- [Dataset entries]

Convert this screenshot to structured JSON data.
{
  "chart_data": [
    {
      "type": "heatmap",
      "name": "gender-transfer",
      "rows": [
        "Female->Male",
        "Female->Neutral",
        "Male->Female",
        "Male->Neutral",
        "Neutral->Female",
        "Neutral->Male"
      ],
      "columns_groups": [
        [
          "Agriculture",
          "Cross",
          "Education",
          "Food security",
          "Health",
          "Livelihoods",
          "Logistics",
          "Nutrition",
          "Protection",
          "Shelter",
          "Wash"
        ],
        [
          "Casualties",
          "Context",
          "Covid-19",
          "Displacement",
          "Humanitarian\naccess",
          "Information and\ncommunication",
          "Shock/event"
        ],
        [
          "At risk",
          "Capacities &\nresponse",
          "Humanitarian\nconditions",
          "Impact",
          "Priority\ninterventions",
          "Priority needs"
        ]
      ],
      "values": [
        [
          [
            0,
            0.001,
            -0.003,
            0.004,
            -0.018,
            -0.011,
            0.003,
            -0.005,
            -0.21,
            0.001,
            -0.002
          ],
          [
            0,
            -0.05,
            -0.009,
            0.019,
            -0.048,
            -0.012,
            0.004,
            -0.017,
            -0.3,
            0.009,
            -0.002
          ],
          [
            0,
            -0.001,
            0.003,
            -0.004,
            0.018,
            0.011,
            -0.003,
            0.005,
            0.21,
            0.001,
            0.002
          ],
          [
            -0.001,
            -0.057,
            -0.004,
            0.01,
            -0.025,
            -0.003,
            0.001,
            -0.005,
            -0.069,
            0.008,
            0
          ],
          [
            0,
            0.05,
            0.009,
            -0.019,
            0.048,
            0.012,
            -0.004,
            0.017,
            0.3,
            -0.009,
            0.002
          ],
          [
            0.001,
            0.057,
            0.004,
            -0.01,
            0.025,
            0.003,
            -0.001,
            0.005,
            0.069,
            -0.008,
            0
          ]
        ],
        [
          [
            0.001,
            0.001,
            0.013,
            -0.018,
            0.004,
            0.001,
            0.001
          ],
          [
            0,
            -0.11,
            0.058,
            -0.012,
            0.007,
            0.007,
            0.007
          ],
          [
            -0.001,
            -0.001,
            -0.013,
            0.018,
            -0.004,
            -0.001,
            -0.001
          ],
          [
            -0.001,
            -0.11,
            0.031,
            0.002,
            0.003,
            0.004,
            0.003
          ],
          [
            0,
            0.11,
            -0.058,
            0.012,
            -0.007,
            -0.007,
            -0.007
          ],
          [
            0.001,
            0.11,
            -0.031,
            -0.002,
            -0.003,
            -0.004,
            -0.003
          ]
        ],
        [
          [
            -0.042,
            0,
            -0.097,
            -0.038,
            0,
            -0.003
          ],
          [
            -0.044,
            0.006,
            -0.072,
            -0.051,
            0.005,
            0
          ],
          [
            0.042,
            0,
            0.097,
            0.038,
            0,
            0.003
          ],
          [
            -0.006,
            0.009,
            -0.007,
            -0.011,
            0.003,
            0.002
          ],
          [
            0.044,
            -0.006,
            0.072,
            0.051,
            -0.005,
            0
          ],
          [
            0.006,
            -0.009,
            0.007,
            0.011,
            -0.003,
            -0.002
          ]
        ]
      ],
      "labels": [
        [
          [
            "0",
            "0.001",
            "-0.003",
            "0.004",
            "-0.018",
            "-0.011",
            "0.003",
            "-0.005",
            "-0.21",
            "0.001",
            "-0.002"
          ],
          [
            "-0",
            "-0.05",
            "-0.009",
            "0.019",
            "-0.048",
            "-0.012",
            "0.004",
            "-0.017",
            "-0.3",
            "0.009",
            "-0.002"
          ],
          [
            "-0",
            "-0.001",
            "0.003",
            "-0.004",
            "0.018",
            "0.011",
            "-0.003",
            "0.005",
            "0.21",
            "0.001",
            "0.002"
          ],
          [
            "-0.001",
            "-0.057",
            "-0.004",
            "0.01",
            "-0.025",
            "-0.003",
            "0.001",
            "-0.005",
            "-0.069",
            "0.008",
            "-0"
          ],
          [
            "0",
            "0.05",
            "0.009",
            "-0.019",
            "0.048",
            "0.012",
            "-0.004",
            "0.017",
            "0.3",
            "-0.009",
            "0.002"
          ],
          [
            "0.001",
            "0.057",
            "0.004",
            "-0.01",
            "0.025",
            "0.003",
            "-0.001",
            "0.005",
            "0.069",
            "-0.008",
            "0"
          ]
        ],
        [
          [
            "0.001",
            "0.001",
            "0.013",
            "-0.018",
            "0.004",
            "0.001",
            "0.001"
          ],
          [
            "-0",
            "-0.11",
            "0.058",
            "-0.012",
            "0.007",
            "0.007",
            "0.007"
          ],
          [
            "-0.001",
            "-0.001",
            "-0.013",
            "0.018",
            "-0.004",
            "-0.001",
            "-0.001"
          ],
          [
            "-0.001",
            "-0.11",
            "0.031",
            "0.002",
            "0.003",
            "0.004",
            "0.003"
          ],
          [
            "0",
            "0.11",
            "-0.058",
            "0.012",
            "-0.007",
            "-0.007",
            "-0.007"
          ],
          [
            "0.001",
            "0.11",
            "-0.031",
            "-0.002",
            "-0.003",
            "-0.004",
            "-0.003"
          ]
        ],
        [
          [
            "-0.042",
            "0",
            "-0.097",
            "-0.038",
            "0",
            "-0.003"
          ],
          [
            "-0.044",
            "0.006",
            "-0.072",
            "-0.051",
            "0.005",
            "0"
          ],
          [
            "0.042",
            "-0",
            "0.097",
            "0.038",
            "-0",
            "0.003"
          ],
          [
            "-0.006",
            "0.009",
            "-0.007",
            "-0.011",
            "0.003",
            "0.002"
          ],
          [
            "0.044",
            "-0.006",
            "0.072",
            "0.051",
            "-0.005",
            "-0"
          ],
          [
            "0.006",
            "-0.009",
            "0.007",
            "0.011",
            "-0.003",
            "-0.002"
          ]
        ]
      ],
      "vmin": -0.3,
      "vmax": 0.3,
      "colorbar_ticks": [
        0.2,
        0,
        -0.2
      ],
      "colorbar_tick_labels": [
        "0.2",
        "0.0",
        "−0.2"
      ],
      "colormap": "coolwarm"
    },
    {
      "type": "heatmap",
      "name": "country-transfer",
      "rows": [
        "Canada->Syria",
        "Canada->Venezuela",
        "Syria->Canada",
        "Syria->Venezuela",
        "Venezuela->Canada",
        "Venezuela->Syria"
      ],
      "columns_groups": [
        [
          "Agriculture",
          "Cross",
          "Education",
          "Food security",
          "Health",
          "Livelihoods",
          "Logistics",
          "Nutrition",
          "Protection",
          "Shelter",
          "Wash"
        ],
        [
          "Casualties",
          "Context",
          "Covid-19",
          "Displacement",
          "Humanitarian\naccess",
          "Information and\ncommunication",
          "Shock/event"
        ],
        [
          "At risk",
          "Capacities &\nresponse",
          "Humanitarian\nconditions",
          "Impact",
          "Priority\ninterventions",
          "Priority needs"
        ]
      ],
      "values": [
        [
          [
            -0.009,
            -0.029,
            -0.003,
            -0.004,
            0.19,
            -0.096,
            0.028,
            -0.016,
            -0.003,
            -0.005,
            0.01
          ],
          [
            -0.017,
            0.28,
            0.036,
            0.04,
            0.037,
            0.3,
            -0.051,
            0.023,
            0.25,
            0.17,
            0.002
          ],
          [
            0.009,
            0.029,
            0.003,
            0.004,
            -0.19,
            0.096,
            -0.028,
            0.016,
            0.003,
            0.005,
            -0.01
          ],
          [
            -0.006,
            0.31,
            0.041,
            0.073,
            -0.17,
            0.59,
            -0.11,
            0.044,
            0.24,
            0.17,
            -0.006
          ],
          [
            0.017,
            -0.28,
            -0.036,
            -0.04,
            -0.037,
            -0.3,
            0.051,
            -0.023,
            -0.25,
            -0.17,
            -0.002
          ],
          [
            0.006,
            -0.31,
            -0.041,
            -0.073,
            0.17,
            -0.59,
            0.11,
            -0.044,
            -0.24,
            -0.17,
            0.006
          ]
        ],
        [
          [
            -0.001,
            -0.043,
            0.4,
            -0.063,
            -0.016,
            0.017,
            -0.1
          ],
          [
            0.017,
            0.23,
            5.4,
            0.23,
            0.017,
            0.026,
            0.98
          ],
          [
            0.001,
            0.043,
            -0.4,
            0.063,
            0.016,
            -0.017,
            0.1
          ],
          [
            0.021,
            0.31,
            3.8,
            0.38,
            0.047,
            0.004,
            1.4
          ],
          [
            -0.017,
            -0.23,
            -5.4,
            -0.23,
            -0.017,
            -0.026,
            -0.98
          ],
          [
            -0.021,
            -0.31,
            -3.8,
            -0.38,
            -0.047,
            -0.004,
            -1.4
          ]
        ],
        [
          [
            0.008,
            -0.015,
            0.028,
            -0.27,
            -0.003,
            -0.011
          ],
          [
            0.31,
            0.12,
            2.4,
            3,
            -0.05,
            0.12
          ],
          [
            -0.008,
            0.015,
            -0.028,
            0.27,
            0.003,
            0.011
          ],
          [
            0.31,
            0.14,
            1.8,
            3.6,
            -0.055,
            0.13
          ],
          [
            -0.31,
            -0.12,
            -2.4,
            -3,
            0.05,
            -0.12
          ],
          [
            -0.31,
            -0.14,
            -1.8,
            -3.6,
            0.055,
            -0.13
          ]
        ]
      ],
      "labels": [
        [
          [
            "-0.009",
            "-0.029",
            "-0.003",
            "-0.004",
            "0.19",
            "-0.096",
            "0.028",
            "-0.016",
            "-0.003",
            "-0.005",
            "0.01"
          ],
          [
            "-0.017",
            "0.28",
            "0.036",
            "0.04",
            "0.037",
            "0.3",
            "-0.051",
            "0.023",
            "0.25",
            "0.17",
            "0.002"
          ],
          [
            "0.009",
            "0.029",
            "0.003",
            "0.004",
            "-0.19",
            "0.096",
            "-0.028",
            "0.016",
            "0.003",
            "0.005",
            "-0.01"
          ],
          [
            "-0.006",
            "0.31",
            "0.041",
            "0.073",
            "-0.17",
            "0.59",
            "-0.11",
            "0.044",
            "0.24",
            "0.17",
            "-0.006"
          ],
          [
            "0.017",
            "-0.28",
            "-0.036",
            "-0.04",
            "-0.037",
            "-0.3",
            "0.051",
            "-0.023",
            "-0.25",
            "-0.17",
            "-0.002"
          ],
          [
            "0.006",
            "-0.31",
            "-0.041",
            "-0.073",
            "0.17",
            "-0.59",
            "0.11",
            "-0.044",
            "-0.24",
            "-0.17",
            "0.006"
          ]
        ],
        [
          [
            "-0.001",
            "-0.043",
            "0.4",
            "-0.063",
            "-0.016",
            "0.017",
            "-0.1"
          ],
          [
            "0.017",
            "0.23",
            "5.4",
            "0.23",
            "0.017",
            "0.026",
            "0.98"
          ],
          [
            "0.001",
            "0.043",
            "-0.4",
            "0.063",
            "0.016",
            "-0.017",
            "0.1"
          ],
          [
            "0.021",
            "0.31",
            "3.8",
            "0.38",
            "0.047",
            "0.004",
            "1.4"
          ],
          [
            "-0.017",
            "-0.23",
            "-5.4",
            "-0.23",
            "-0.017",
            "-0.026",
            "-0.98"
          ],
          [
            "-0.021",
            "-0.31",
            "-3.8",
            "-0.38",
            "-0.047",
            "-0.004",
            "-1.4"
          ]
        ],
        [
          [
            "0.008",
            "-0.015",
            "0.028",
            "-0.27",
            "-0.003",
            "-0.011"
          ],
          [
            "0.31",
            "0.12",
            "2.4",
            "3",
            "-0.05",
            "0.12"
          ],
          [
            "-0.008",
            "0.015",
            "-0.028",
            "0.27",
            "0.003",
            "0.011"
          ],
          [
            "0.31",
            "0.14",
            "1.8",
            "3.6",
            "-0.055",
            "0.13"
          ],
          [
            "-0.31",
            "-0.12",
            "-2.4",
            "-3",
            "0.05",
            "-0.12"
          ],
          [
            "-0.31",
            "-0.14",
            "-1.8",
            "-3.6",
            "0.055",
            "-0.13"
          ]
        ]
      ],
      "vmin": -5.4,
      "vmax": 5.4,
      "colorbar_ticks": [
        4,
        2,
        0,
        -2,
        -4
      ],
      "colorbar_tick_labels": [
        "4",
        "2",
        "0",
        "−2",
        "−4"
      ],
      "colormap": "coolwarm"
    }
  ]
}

- [Requirement] Search the listing for the word "transfer" and return each line that holds it.

- [Task response]
      "name": "gender-transfer",
      "name": "country-transfer",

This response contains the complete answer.